DATASET EXTRACT:

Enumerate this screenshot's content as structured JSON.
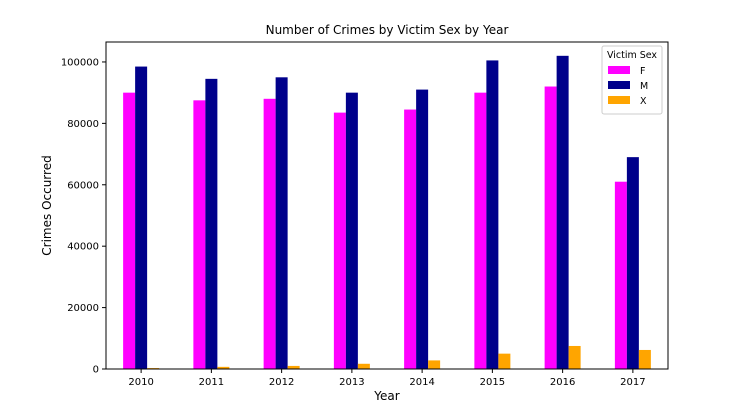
{
  "chart_data": {
    "type": "bar",
    "title": "Number of Crimes by Victim Sex by Year",
    "xlabel": "Year",
    "ylabel": "Crimes Occurred",
    "categories": [
      "2010",
      "2011",
      "2012",
      "2013",
      "2014",
      "2015",
      "2016",
      "2017"
    ],
    "ylim": [
      0,
      106500
    ],
    "yticks": [
      0,
      20000,
      40000,
      60000,
      80000,
      100000
    ],
    "ytick_labels": [
      "0",
      "20000",
      "40000",
      "60000",
      "80000",
      "100000"
    ],
    "series": [
      {
        "name": "F",
        "color": "#ff00ff",
        "values": [
          90000,
          87500,
          88000,
          83500,
          84500,
          90000,
          92000,
          61000
        ]
      },
      {
        "name": "M",
        "color": "#00008b",
        "values": [
          98500,
          94500,
          95000,
          90000,
          91000,
          100500,
          102000,
          69000
        ]
      },
      {
        "name": "X",
        "color": "#ffa500",
        "values": [
          300,
          700,
          1000,
          1700,
          2800,
          5000,
          7500,
          6200
        ]
      }
    ],
    "legend": {
      "title": "Victim Sex",
      "position": "top-right"
    },
    "grid": false
  }
}
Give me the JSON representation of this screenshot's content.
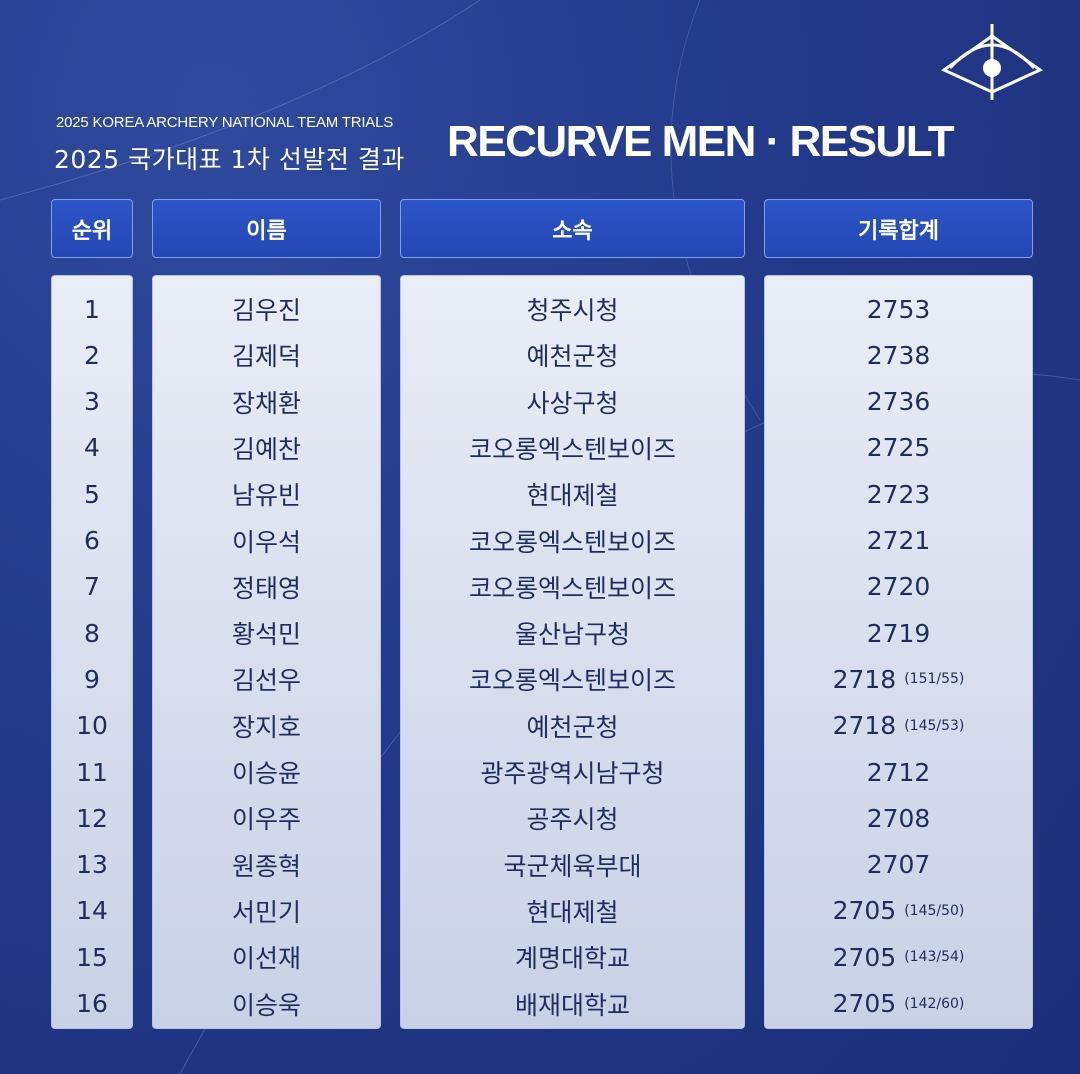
{
  "header": {
    "subtitle_en": "2025 KOREA ARCHERY NATIONAL TEAM TRIALS",
    "subtitle_kr": "2025 국가대표 1차 선발전 결과",
    "title": "RECURVE MEN · RESULT"
  },
  "columns": [
    "순위",
    "이름",
    "소속",
    "기록합계"
  ],
  "rows": [
    {
      "rank": "1",
      "name": "김우진",
      "team": "청주시청",
      "score": "2753",
      "tiebreak": ""
    },
    {
      "rank": "2",
      "name": "김제덕",
      "team": "예천군청",
      "score": "2738",
      "tiebreak": ""
    },
    {
      "rank": "3",
      "name": "장채환",
      "team": "사상구청",
      "score": "2736",
      "tiebreak": ""
    },
    {
      "rank": "4",
      "name": "김예찬",
      "team": "코오롱엑스텐보이즈",
      "score": "2725",
      "tiebreak": ""
    },
    {
      "rank": "5",
      "name": "남유빈",
      "team": "현대제철",
      "score": "2723",
      "tiebreak": ""
    },
    {
      "rank": "6",
      "name": "이우석",
      "team": "코오롱엑스텐보이즈",
      "score": "2721",
      "tiebreak": ""
    },
    {
      "rank": "7",
      "name": "정태영",
      "team": "코오롱엑스텐보이즈",
      "score": "2720",
      "tiebreak": ""
    },
    {
      "rank": "8",
      "name": "황석민",
      "team": "울산남구청",
      "score": "2719",
      "tiebreak": ""
    },
    {
      "rank": "9",
      "name": "김선우",
      "team": "코오롱엑스텐보이즈",
      "score": "2718",
      "tiebreak": "(151/55)"
    },
    {
      "rank": "10",
      "name": "장지호",
      "team": "예천군청",
      "score": "2718",
      "tiebreak": "(145/53)"
    },
    {
      "rank": "11",
      "name": "이승윤",
      "team": "광주광역시남구청",
      "score": "2712",
      "tiebreak": ""
    },
    {
      "rank": "12",
      "name": "이우주",
      "team": "공주시청",
      "score": "2708",
      "tiebreak": ""
    },
    {
      "rank": "13",
      "name": "원종혁",
      "team": "국군체육부대",
      "score": "2707",
      "tiebreak": ""
    },
    {
      "rank": "14",
      "name": "서민기",
      "team": "현대제철",
      "score": "2705",
      "tiebreak": "(145/50)"
    },
    {
      "rank": "15",
      "name": "이선재",
      "team": "계명대학교",
      "score": "2705",
      "tiebreak": "(143/54)"
    },
    {
      "rank": "16",
      "name": "이승욱",
      "team": "배재대학교",
      "score": "2705",
      "tiebreak": "(142/60)"
    }
  ],
  "colors": {
    "background": "#233a8a",
    "header": "#2a4fc0",
    "text": "#1f2d5c"
  }
}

CHALLENGE: Search the preceding listing for "this" and extract every line where it is found.

ANSWER BELOW:
Enumerate this screenshot's content as structured JSON.
Give me the JSON representation of this screenshot's content.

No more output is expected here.